Page excerpt:
Journal - 081014
Today is my day to play like a local and spend the day on the beach. After several full days of sightseeing, a leisurely day enjoying Ipanema Beach was a perfect idea.
I got my breakfast coupon from Pedro (B&B manager) and headed out to Cafeterina. There was a line at breakfast. Finally one of the workers indicated that there were tables upstairs. Service once again was pretty poor. The breakfast was fine - very typical Europe breakfast - cheese, turkey and baguette with OJ and tea.
After breakfast, I decided to head to the weekly Hippie Market. Many, many local vendors and artists selling their wares. I walked around for about an hour looking at the various stalls. I bought a few postcards and something that I could make into a Christmas ornament. It is surprising how similar art fairs, festivals and markets are all around the world. Obviously the art itself is distinctive, but the concept and the interaction with potential buyers is much the same.
A fountain in the middle of the Hippie Market:
After the Hippie Market, I headed back to the B&B to drop off my iPad and change into beach attire. Walking the quick block to the beach, I was joined by many other beach-goers on the sidewalk. When reaching the main beach boulevard, I was surprised to find that one entire side of the street (3 lanes) is closed on the weekends for foot traffic. There were so many people walking along the new boardwalk - walkers, runners, bikers, families, others. The beach is such a part of everyday life in Rio.

[Element and region listings]
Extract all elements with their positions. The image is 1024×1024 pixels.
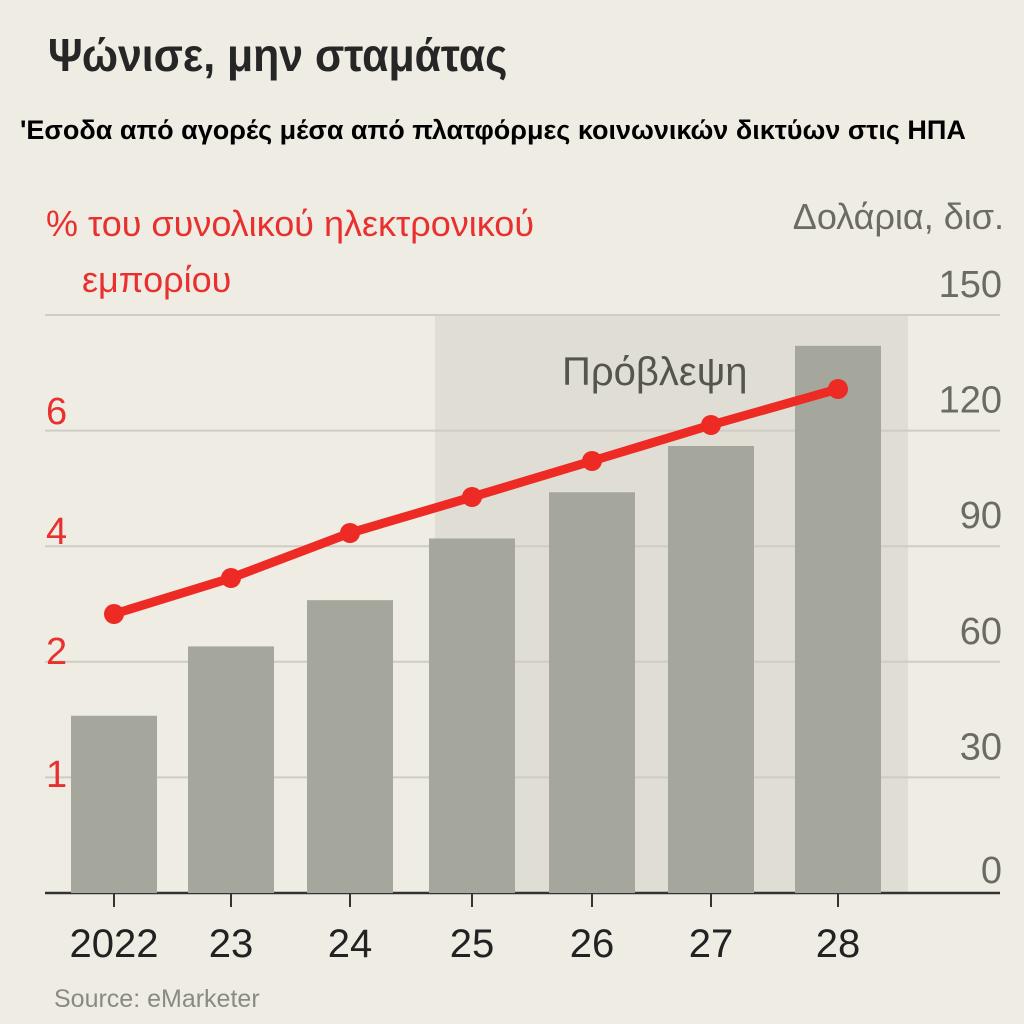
share-point-26 [582, 451, 602, 471]
source-note: Source: eMarketer [54, 985, 260, 1013]
x-tick-label: 26 [570, 922, 615, 966]
left-tick-label: 1 [46, 754, 67, 796]
bar-26 [549, 492, 635, 893]
left-tick-label: 6 [46, 391, 67, 433]
bar-24 [307, 600, 393, 893]
right-axis-label: Δολάρια, δισ. [792, 196, 1004, 237]
bar-25 [429, 538, 515, 893]
right-tick-label: 60 [960, 611, 1002, 653]
bar-2022 [71, 715, 157, 893]
bar-23 [188, 646, 274, 893]
x-tick-label: 28 [816, 922, 861, 966]
x-tick-label: 2022 [70, 922, 159, 966]
x-tick-label: 27 [689, 922, 734, 966]
share-point-24 [340, 523, 360, 543]
bar-27 [668, 446, 754, 893]
share-point-2022 [104, 604, 124, 624]
share-point-28 [828, 379, 848, 399]
left-tick-label: 4 [46, 511, 67, 553]
forecast-annotation: Πρόβλεψη [562, 350, 748, 394]
right-tick-label: 120 [939, 380, 1002, 422]
x-tick-label: 23 [209, 922, 254, 966]
right-tick-label: 90 [960, 495, 1002, 537]
share-point-27 [701, 415, 721, 435]
left-axis-label: % του συνολικού ηλεκτρονικού εμπορίου [46, 196, 666, 308]
left-axis-label-line2: εμπορίου [82, 259, 232, 300]
chart-subtitle: 'Εσοδα από αγορές μέσα από πλατφόρμες κο… [20, 115, 966, 145]
left-tick-label: 2 [46, 631, 67, 673]
right-tick-label: 150 [939, 264, 1002, 306]
right-tick-label: 30 [960, 726, 1002, 768]
chart-title: Ψώνισε, μην σταμάτας [48, 29, 508, 81]
x-tick-label: 24 [328, 922, 373, 966]
right-tick-label: 0 [981, 850, 1002, 892]
share-point-23 [221, 568, 241, 588]
bar-28 [795, 345, 881, 893]
share-point-25 [462, 487, 482, 507]
left-axis-label-line1: % του συνολικού ηλεκτρονικού [46, 203, 535, 244]
x-tick-label: 25 [450, 922, 495, 966]
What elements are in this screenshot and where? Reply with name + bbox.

Instructions:
(1) Please echo the Rio journal entry word for word, between "After breakfast, I" and "much the same.", inclusive.
(2) Carry on the Rio journal entry, picking up after its final sentence.
These listings were taken from a separate source.

Expected outputs:
(1)
After breakfast, I decided to head to the weekly Hippie Market. Many, many local vendors and artists selling their wares. I walked around for about an hour looking at the various stalls. I bought a few postcards and something that I could make into a Christmas ornament. It is surprising how similar art fairs, festivals and markets are all around the world. Obviously the art itself is distinctive, but the concept and the interaction with potential buyers is much the same.

(2)
Like so many others in Rio, numerous small entrepreneurs had set up shop right on the beach to rent chairs and umbrellas, but will then also set them up and serve you drinks and food during your entire stay. The chair was 5 reals, umbrella was 10 reals and the freshest Pina Colada I've ever had was 15 reals. An incredible day on the beach for less than $15. The exchange rate is approx 2.2 reals per $1.
Views from various points on the beach:
After getting settled, the beach was the not the quiet reprieve I had expected. Relaxing, yes; picturesque, yes; but not quiet. There is a constant stream of vendors selling their wares on the beach. The typical things were welcome - drinks, food, suntan lotion and beach blankets. But then there were vendors selling jewelry, bathing suits, cigarettes, etc. The sheer number of the vendors was overwhelming, there was easily a different vendor going by every 30-45 seconds, sometimes, multiple vendors all at once. Some of the selections left we wondering about food safety violations - for example, 5 shrimp on a skewer being transported completely exposed on a tray on the beach for extended periods of time. Needless to say I didn't wave down any of the vendors.
I had heard jokes for years about the swimsuits in Brazil; the Brazilian cut, etc. I can fully attest to everything that you may have heard. The women's swimsuits are mere strings of material...and the men's are not much larger. I now fully understand the term Brazilian wax and the need for it. There has never been any better marketing and advertising placement, than the overhead plane ad for a "Full Brazilian Wax".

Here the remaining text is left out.